▶ [PROVIDED DATA]:
————

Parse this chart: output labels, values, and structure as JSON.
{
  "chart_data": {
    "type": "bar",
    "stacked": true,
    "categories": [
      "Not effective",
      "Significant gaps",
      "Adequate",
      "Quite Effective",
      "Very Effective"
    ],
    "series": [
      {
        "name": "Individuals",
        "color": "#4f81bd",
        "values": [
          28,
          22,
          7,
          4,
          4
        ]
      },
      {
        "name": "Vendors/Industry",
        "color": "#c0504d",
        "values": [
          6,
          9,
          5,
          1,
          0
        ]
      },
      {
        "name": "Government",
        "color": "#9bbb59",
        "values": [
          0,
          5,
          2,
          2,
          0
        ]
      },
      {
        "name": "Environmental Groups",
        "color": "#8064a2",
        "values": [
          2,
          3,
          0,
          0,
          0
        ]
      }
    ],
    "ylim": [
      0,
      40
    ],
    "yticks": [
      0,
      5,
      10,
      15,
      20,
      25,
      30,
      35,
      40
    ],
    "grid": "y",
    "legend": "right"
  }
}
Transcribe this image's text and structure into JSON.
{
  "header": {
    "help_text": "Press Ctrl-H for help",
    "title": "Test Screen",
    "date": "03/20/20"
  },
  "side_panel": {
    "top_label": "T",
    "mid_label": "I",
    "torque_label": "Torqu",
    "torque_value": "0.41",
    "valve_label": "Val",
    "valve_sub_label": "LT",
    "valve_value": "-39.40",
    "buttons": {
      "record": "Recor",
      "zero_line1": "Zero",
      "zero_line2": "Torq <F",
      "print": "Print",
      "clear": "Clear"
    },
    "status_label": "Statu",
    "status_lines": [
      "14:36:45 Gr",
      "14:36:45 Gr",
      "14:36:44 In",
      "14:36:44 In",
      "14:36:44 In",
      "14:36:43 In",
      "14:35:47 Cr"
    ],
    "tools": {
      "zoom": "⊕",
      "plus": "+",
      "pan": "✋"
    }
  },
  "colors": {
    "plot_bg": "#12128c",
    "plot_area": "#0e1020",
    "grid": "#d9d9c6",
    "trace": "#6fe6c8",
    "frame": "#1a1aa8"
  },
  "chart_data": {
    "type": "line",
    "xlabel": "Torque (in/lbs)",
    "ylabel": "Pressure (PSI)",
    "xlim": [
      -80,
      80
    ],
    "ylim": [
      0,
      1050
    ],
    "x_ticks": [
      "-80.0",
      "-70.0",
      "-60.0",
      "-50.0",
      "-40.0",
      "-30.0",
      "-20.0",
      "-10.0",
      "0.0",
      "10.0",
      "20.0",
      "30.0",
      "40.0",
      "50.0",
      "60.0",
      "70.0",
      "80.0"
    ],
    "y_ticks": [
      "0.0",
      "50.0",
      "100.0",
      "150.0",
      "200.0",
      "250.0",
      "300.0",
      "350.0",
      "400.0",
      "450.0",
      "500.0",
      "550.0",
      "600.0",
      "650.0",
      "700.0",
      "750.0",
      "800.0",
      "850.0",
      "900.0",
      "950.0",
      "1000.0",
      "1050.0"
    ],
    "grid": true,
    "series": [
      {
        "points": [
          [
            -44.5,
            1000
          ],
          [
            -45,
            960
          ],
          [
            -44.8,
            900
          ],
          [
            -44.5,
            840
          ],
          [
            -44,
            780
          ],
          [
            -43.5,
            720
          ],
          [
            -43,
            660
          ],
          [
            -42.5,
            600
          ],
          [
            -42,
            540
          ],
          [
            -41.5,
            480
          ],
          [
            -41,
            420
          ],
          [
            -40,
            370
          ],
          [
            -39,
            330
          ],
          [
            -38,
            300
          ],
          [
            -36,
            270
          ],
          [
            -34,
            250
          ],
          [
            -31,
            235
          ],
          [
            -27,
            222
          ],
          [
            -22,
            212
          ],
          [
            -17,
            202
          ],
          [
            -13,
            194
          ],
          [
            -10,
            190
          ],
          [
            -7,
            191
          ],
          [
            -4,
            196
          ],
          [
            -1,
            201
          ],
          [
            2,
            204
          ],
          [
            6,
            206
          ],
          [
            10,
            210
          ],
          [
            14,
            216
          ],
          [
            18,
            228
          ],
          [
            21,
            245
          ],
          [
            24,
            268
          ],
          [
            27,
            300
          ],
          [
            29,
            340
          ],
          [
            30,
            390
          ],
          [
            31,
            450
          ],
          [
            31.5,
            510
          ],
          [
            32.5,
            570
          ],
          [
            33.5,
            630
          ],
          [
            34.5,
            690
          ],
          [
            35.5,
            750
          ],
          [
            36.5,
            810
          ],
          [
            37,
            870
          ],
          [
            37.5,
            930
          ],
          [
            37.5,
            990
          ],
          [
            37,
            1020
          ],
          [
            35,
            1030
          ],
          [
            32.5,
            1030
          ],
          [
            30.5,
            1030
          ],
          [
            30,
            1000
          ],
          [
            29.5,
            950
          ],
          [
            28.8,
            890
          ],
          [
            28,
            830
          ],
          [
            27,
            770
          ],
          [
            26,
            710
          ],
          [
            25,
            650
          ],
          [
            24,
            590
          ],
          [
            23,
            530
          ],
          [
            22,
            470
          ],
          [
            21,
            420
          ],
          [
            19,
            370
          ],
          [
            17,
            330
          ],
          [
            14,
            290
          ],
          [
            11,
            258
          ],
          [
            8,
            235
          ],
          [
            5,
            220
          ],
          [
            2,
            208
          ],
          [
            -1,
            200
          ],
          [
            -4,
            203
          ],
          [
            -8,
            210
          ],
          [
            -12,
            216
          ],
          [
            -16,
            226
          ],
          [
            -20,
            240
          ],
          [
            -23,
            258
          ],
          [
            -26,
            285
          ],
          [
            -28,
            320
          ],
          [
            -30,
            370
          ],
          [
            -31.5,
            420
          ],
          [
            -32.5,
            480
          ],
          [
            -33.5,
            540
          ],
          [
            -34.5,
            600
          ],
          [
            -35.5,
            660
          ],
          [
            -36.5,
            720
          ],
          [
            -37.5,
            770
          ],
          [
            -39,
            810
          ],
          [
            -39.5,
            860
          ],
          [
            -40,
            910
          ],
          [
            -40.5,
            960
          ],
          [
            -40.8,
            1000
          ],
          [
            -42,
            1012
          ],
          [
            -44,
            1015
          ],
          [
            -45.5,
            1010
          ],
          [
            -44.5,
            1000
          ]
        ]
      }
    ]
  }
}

————

▶ [WORK TO DO]:
Using the records above, gather all lines where the string "structure" is present.

▶ [COMPLETE RESPONSE]:
Parse this chart: output labels, values, and structure as JSON.
Transcribe this image's text and structure into JSON.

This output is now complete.